> **What to produce**:
Each line of the material must be returned exactly.

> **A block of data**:
▼▼▼

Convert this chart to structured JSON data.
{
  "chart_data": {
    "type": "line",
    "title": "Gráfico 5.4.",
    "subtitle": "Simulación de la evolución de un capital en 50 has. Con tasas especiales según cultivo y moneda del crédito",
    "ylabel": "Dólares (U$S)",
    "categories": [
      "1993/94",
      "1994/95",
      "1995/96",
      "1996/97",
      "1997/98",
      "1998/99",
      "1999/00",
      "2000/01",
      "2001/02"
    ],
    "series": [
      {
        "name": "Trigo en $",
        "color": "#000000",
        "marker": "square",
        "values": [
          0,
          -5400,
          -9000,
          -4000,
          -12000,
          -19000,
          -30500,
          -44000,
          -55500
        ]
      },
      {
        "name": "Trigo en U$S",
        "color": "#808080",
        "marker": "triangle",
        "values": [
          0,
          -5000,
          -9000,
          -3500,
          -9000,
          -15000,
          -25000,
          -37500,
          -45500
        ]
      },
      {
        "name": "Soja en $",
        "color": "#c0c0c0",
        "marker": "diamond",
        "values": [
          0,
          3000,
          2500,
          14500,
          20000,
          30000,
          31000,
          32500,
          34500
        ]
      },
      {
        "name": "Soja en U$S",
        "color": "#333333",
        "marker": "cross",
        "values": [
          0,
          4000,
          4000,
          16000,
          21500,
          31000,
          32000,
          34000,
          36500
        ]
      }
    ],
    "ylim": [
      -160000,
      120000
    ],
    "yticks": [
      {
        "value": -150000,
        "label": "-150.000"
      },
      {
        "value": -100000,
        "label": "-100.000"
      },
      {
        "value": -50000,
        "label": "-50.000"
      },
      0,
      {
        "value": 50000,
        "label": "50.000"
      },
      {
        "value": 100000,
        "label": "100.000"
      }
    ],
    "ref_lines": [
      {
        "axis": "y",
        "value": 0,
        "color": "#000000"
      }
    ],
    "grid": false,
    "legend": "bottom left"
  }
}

▲▲▲

> **Exercise output**:
Convert this chart to structured JSON data.
{
  "chart_data": {
    "type": "line",
    "title": "Gráfico 5.4.",
    "subtitle": "Simulación de la evolución de un capital en 50 has. Con tasas especiales según cultivo y moneda del crédito",
    "ylabel": "Dólares (U$S)",
    "categories": [
      "1993/94",
      "1994/95",
      "1995/96",
      "1996/97",
      "1997/98",
      "1998/99",
      "1999/00",
      "2000/01",
      "2001/02"
    ],
    "series": [
      {
        "name": "Trigo en $",
        "color": "#000000",
        "marker": "square",
        "values": [
          0,
          -5400,
          -9000,
          -4000,
          -12000,
          -19000,
          -30500,
          -44000,
          -55500
        ]
      },
      {
        "name": "Trigo en U$S",
        "color": "#808080",
        "marker": "triangle",
        "values": [
          0,
          -5000,
          -9000,
          -3500,
          -9000,
          -15000,
          -25000,
          -37500,
          -45500
        ]
      },
      {
        "name": "Soja en $",
        "color": "#c0c0c0",
        "marker": "diamond",
        "values": [
          0,
          3000,
          2500,
          14500,
          20000,
          30000,
          31000,
          32500,
          34500
        ]
      },
      {
        "name": "Soja en U$S",
        "color": "#333333",
        "marker": "cross",
        "values": [
          0,
          4000,
          4000,
          16000,
          21500,
          31000,
          32000,
          34000,
          36500
        ]
      }
    ],
    "ylim": [
      -160000,
      120000
    ],
    "yticks": [
      {
        "value": -150000,
        "label": "-150.000"
      },
      {
        "value": -100000,
        "label": "-100.000"
      },
      {
        "value": -50000,
        "label": "-50.000"
      },
      0,
      {
        "value": 50000,
        "label": "50.000"
      },
      {
        "value": 100000,
        "label": "100.000"
      }
    ],
    "ref_lines": [
      {
        "axis": "y",
        "value": 0,
        "color": "#000000"
      }
    ],
    "grid": false,
    "legend": "bottom left"
  }
}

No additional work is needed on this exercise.